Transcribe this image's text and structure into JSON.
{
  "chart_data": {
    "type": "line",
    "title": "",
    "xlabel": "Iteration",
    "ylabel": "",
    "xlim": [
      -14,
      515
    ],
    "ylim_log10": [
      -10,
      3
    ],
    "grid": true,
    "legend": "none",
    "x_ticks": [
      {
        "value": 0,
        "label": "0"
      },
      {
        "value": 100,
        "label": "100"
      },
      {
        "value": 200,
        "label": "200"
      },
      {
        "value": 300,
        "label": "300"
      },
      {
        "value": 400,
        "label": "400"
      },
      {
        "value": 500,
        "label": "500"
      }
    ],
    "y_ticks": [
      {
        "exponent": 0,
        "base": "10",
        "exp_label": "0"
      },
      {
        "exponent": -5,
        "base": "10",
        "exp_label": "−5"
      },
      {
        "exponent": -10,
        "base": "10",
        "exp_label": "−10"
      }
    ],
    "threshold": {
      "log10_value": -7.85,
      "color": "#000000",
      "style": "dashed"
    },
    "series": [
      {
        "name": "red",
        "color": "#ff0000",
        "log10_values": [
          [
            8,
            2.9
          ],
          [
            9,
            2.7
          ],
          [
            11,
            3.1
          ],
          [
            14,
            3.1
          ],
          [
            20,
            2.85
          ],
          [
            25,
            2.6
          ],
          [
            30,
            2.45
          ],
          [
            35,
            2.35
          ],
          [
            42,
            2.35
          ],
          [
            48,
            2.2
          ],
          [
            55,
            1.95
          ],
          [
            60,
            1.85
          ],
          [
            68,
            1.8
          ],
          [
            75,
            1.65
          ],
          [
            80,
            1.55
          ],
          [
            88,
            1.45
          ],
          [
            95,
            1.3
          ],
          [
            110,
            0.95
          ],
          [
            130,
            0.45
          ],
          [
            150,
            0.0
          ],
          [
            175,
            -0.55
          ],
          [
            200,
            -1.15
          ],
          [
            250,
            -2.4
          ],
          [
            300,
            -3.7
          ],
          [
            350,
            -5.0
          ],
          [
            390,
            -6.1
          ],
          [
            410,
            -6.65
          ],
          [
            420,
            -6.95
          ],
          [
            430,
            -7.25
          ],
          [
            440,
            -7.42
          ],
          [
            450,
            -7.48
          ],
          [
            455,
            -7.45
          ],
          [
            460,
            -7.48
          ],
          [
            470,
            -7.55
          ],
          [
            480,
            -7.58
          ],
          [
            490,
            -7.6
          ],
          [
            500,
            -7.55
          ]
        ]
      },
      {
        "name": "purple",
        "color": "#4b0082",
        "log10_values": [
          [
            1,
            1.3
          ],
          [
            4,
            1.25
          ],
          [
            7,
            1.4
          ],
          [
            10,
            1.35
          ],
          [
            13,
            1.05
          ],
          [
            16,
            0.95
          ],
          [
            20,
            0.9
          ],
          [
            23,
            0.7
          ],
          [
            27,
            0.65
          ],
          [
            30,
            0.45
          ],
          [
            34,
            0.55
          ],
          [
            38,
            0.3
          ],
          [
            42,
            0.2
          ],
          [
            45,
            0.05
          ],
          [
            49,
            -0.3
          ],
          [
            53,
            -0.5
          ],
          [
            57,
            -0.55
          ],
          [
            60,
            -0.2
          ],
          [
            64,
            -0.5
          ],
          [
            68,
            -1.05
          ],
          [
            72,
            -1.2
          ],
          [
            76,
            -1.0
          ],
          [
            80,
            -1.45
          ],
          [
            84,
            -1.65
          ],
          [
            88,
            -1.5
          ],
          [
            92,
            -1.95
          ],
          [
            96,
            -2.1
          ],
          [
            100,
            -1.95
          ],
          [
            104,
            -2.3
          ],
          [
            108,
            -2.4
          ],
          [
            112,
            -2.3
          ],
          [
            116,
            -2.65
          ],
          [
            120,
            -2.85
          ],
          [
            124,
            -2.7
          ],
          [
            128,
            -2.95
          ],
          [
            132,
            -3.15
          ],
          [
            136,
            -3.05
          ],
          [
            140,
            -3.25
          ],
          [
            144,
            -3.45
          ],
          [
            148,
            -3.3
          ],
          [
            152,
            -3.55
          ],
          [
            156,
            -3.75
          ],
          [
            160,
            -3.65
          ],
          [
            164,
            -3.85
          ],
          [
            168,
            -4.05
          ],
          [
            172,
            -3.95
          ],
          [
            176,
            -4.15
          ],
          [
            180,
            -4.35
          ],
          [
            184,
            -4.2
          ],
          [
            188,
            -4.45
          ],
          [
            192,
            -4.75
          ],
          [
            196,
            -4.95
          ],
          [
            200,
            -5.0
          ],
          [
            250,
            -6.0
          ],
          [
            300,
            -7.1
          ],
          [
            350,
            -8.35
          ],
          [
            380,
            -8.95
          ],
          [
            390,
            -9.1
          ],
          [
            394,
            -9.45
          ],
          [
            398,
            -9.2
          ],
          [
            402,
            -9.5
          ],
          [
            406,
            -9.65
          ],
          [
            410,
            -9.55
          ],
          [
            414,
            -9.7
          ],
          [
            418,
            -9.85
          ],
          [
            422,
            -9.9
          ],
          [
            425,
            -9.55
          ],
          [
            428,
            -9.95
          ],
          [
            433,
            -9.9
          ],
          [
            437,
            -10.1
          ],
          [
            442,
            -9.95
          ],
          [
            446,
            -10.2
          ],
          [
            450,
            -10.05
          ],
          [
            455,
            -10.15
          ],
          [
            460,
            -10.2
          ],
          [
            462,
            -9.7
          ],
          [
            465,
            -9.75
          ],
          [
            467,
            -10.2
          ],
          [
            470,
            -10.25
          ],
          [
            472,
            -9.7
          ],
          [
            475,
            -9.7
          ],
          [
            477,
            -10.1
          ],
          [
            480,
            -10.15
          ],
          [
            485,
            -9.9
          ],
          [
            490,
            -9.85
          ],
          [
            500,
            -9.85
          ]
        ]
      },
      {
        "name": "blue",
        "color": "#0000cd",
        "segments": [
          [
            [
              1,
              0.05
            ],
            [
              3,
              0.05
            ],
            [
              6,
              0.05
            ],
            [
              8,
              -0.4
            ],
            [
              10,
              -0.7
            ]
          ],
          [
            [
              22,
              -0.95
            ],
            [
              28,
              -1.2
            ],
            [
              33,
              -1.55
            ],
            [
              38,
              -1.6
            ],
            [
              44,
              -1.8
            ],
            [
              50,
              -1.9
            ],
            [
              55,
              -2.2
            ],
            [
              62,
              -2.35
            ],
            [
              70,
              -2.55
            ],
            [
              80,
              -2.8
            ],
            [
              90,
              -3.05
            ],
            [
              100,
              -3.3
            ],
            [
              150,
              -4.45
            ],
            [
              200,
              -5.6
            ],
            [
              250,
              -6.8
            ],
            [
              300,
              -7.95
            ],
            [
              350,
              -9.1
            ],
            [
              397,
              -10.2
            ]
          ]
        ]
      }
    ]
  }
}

● **Exercise brief**: Please copy out each record, character for character.

● **Complete output**:
Transcribe this image's text and structure into JSON.
{
  "chart_data": {
    "type": "line",
    "title": "",
    "xlabel": "Iteration",
    "ylabel": "",
    "xlim": [
      -14,
      515
    ],
    "ylim_log10": [
      -10,
      3
    ],
    "grid": true,
    "legend": "none",
    "x_ticks": [
      {
        "value": 0,
        "label": "0"
      },
      {
        "value": 100,
        "label": "100"
      },
      {
        "value": 200,
        "label": "200"
      },
      {
        "value": 300,
        "label": "300"
      },
      {
        "value": 400,
        "label": "400"
      },
      {
        "value": 500,
        "label": "500"
      }
    ],
    "y_ticks": [
      {
        "exponent": 0,
        "base": "10",
        "exp_label": "0"
      },
      {
        "exponent": -5,
        "base": "10",
        "exp_label": "−5"
      },
      {
        "exponent": -10,
        "base": "10",
        "exp_label": "−10"
      }
    ],
    "threshold": {
      "log10_value": -7.85,
      "color": "#000000",
      "style": "dashed"
    },
    "series": [
      {
        "name": "red",
        "color": "#ff0000",
        "log10_values": [
          [
            8,
            2.9
          ],
          [
            9,
            2.7
          ],
          [
            11,
            3.1
          ],
          [
            14,
            3.1
          ],
          [
            20,
            2.85
          ],
          [
            25,
            2.6
          ],
          [
            30,
            2.45
          ],
          [
            35,
            2.35
          ],
          [
            42,
            2.35
          ],
          [
            48,
            2.2
          ],
          [
            55,
            1.95
          ],
          [
            60,
            1.85
          ],
          [
            68,
            1.8
          ],
          [
            75,
            1.65
          ],
          [
            80,
            1.55
          ],
          [
            88,
            1.45
          ],
          [
            95,
            1.3
          ],
          [
            110,
            0.95
          ],
          [
            130,
            0.45
          ],
          [
            150,
            0.0
          ],
          [
            175,
            -0.55
          ],
          [
            200,
            -1.15
          ],
          [
            250,
            -2.4
          ],
          [
            300,
            -3.7
          ],
          [
            350,
            -5.0
          ],
          [
            390,
            -6.1
          ],
          [
            410,
            -6.65
          ],
          [
            420,
            -6.95
          ],
          [
            430,
            -7.25
          ],
          [
            440,
            -7.42
          ],
          [
            450,
            -7.48
          ],
          [
            455,
            -7.45
          ],
          [
            460,
            -7.48
          ],
          [
            470,
            -7.55
          ],
          [
            480,
            -7.58
          ],
          [
            490,
            -7.6
          ],
          [
            500,
            -7.55
          ]
        ]
      },
      {
        "name": "purple",
        "color": "#4b0082",
        "log10_values": [
          [
            1,
            1.3
          ],
          [
            4,
            1.25
          ],
          [
            7,
            1.4
          ],
          [
            10,
            1.35
          ],
          [
            13,
            1.05
          ],
          [
            16,
            0.95
          ],
          [
            20,
            0.9
          ],
          [
            23,
            0.7
          ],
          [
            27,
            0.65
          ],
          [
            30,
            0.45
          ],
          [
            34,
            0.55
          ],
          [
            38,
            0.3
          ],
          [
            42,
            0.2
          ],
          [
            45,
            0.05
          ],
          [
            49,
            -0.3
          ],
          [
            53,
            -0.5
          ],
          [
            57,
            -0.55
          ],
          [
            60,
            -0.2
          ],
          [
            64,
            -0.5
          ],
          [
            68,
            -1.05
          ],
          [
            72,
            -1.2
          ],
          [
            76,
            -1.0
          ],
          [
            80,
            -1.45
          ],
          [
            84,
            -1.65
          ],
          [
            88,
            -1.5
          ],
          [
            92,
            -1.95
          ],
          [
            96,
            -2.1
          ],
          [
            100,
            -1.95
          ],
          [
            104,
            -2.3
          ],
          [
            108,
            -2.4
          ],
          [
            112,
            -2.3
          ],
          [
            116,
            -2.65
          ],
          [
            120,
            -2.85
          ],
          [
            124,
            -2.7
          ],
          [
            128,
            -2.95
          ],
          [
            132,
            -3.15
          ],
          [
            136,
            -3.05
          ],
          [
            140,
            -3.25
          ],
          [
            144,
            -3.45
          ],
          [
            148,
            -3.3
          ],
          [
            152,
            -3.55
          ],
          [
            156,
            -3.75
          ],
          [
            160,
            -3.65
          ],
          [
            164,
            -3.85
          ],
          [
            168,
            -4.05
          ],
          [
            172,
            -3.95
          ],
          [
            176,
            -4.15
          ],
          [
            180,
            -4.35
          ],
          [
            184,
            -4.2
          ],
          [
            188,
            -4.45
          ],
          [
            192,
            -4.75
          ],
          [
            196,
            -4.95
          ],
          [
            200,
            -5.0
          ],
          [
            250,
            -6.0
          ],
          [
            300,
            -7.1
          ],
          [
            350,
            -8.35
          ],
          [
            380,
            -8.95
          ],
          [
            390,
            -9.1
          ],
          [
            394,
            -9.45
          ],
          [
            398,
            -9.2
          ],
          [
            402,
            -9.5
          ],
          [
            406,
            -9.65
          ],
          [
            410,
            -9.55
          ],
          [
            414,
            -9.7
          ],
          [
            418,
            -9.85
          ],
          [
            422,
            -9.9
          ],
          [
            425,
            -9.55
          ],
          [
            428,
            -9.95
          ],
          [
            433,
            -9.9
          ],
          [
            437,
            -10.1
          ],
          [
            442,
            -9.95
          ],
          [
            446,
            -10.2
          ],
          [
            450,
            -10.05
          ],
          [
            455,
            -10.15
          ],
          [
            460,
            -10.2
          ],
          [
            462,
            -9.7
          ],
          [
            465,
            -9.75
          ],
          [
            467,
            -10.2
          ],
          [
            470,
            -10.25
          ],
          [
            472,
            -9.7
          ],
          [
            475,
            -9.7
          ],
          [
            477,
            -10.1
          ],
          [
            480,
            -10.15
          ],
          [
            485,
            -9.9
          ],
          [
            490,
            -9.85
          ],
          [
            500,
            -9.85
          ]
        ]
      },
      {
        "name": "blue",
        "color": "#0000cd",
        "segments": [
          [
            [
              1,
              0.05
            ],
            [
              3,
              0.05
            ],
            [
              6,
              0.05
            ],
            [
              8,
              -0.4
            ],
            [
              10,
              -0.7
            ]
          ],
          [
            [
              22,
              -0.95
            ],
            [
              28,
              -1.2
            ],
            [
              33,
              -1.55
            ],
            [
              38,
              -1.6
            ],
            [
              44,
              -1.8
            ],
            [
              50,
              -1.9
            ],
            [
              55,
              -2.2
            ],
            [
              62,
              -2.35
            ],
            [
              70,
              -2.55
            ],
            [
              80,
              -2.8
            ],
            [
              90,
              -3.05
            ],
            [
              100,
              -3.3
            ],
            [
              150,
              -4.45
            ],
            [
              200,
              -5.6
            ],
            [
              250,
              -6.8
            ],
            [
              300,
              -7.95
            ],
            [
              350,
              -9.1
            ],
            [
              397,
              -10.2
            ]
          ]
        ]
      }
    ]
  }
}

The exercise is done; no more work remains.